Which lines contain the word "отсутствие"? Return each of them as written.

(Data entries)
################

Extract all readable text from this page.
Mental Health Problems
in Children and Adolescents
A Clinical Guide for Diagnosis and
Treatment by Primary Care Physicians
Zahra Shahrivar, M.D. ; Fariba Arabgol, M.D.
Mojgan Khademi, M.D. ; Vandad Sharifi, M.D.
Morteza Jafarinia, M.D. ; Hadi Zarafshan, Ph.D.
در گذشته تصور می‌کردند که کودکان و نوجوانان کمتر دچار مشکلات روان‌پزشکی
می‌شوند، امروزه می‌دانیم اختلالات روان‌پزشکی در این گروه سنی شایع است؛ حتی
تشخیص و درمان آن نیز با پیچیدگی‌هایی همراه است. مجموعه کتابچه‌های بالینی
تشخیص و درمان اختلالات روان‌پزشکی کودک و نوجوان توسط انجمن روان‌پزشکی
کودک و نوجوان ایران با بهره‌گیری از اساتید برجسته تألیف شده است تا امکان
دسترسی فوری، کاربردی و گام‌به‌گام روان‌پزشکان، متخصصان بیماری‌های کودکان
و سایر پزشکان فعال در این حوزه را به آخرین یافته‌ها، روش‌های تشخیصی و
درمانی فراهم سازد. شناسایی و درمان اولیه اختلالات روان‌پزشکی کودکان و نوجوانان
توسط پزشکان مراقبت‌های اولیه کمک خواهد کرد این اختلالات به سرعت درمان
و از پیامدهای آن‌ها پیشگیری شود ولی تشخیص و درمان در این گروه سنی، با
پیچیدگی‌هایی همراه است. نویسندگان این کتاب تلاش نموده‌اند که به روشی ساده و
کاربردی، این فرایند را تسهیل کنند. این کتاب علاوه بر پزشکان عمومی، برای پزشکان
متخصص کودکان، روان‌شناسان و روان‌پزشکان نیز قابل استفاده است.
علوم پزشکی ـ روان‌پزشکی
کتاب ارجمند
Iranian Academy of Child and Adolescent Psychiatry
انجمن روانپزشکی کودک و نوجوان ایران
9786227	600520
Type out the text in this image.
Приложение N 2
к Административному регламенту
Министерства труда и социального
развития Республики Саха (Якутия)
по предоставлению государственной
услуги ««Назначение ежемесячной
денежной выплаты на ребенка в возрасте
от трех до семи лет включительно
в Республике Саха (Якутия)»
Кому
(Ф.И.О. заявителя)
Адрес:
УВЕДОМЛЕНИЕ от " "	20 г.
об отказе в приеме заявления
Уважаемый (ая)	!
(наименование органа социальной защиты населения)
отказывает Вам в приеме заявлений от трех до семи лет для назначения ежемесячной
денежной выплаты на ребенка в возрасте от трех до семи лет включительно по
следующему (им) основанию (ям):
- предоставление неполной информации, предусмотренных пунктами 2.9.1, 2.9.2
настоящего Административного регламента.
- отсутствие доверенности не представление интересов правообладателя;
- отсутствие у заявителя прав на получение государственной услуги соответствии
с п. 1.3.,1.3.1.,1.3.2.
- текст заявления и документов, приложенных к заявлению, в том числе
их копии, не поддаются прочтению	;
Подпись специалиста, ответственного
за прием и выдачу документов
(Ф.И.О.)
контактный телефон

################

◆ **Written answer**
- отсутствие доверенности не представление интересов правообладателя;
- отсутствие у заявителя прав на получение государственной услуги соответствии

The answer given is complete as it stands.